─── LISTED RECORDS

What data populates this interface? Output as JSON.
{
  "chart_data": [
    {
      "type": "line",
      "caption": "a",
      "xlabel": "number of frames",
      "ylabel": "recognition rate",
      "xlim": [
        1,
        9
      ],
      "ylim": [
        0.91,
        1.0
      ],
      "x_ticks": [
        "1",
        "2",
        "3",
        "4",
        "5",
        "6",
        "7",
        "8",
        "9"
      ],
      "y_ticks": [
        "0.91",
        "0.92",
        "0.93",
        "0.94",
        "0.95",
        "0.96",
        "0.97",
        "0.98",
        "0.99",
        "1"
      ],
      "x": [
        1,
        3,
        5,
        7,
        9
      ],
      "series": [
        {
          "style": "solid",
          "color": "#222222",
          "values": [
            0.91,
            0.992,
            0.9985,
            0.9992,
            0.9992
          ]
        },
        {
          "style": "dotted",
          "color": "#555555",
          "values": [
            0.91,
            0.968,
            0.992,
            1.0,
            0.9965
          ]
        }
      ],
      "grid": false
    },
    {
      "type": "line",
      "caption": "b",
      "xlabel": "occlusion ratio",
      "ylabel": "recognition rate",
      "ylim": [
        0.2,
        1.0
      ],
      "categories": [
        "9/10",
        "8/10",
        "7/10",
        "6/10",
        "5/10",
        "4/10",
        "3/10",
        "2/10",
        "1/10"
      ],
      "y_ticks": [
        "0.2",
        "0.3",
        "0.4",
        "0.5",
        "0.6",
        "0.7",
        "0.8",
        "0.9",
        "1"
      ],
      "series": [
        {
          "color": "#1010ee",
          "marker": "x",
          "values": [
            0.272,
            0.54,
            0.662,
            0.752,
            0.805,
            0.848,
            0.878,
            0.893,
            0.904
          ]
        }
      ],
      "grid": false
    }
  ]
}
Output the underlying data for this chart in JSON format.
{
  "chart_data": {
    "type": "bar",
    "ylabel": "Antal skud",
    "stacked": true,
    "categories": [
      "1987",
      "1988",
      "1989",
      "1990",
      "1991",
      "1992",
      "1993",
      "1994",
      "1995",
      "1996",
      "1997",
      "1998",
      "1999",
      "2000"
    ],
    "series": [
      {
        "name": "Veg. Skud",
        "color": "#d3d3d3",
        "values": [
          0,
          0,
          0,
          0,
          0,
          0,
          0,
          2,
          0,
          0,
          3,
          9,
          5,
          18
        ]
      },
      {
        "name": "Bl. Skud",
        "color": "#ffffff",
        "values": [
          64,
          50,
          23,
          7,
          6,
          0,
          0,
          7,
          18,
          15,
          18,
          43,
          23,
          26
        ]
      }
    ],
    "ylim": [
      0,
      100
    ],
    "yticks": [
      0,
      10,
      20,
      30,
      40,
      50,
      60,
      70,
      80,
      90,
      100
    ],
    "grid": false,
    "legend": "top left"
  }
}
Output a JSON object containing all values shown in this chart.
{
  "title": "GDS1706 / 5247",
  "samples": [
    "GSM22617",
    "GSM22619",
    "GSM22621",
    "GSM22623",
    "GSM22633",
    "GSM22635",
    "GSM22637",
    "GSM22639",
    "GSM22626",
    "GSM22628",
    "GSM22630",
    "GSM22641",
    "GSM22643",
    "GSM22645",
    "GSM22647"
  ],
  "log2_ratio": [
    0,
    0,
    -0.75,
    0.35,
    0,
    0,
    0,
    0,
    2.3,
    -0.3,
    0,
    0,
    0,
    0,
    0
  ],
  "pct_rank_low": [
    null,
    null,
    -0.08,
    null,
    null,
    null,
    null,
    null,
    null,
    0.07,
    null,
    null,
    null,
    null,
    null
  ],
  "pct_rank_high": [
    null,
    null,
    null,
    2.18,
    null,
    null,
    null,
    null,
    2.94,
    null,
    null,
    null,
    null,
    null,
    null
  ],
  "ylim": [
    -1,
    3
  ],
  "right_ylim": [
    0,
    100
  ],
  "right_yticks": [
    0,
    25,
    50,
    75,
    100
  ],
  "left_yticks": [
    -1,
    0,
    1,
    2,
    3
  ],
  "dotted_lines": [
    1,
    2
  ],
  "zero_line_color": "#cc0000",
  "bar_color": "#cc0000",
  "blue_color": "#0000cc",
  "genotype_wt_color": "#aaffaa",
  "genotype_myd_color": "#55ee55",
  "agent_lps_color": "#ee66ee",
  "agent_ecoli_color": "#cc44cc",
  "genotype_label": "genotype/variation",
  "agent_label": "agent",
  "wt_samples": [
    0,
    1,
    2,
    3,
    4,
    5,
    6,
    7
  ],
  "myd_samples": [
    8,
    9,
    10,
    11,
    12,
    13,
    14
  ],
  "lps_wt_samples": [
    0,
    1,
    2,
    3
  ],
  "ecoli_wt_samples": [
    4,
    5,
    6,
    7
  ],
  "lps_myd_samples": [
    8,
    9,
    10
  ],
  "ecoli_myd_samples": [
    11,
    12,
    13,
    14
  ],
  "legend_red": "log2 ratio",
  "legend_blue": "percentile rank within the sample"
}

──────

Transcribe the records above exactly, but only from the line that contains "Output a JSON" through their final line, inclusive.

◆ ANSWER FOR THE TASK ◆
Output a JSON object containing all values shown in this chart.
{
  "title": "GDS1706 / 5247",
  "samples": [
    "GSM22617",
    "GSM22619",
    "GSM22621",
    "GSM22623",
    "GSM22633",
    "GSM22635",
    "GSM22637",
    "GSM22639",
    "GSM22626",
    "GSM22628",
    "GSM22630",
    "GSM22641",
    "GSM22643",
    "GSM22645",
    "GSM22647"
  ],
  "log2_ratio": [
    0,
    0,
    -0.75,
    0.35,
    0,
    0,
    0,
    0,
    2.3,
    -0.3,
    0,
    0,
    0,
    0,
    0
  ],
  "pct_rank_low": [
    null,
    null,
    -0.08,
    null,
    null,
    null,
    null,
    null,
    null,
    0.07,
    null,
    null,
    null,
    null,
    null
  ],
  "pct_rank_high": [
    null,
    null,
    null,
    2.18,
    null,
    null,
    null,
    null,
    2.94,
    null,
    null,
    null,
    null,
    null,
    null
  ],
  "ylim": [
    -1,
    3
  ],
  "right_ylim": [
    0,
    100
  ],
  "right_yticks": [
    0,
    25,
    50,
    75,
    100
  ],
  "left_yticks": [
    -1,
    0,
    1,
    2,
    3
  ],
  "dotted_lines": [
    1,
    2
  ],
  "zero_line_color": "#cc0000",
  "bar_color": "#cc0000",
  "blue_color": "#0000cc",
  "genotype_wt_color": "#aaffaa",
  "genotype_myd_color": "#55ee55",
  "agent_lps_color": "#ee66ee",
  "agent_ecoli_color": "#cc44cc",
  "genotype_label": "genotype/variation",
  "agent_label": "agent",
  "wt_samples": [
    0,
    1,
    2,
    3,
    4,
    5,
    6,
    7
  ],
  "myd_samples": [
    8,
    9,
    10,
    11,
    12,
    13,
    14
  ],
  "lps_wt_samples": [
    0,
    1,
    2,
    3
  ],
  "ecoli_wt_samples": [
    4,
    5,
    6,
    7
  ],
  "lps_myd_samples": [
    8,
    9,
    10
  ],
  "ecoli_myd_samples": [
    11,
    12,
    13,
    14
  ],
  "legend_red": "log2 ratio",
  "legend_blue": "percentile rank within the sample"
}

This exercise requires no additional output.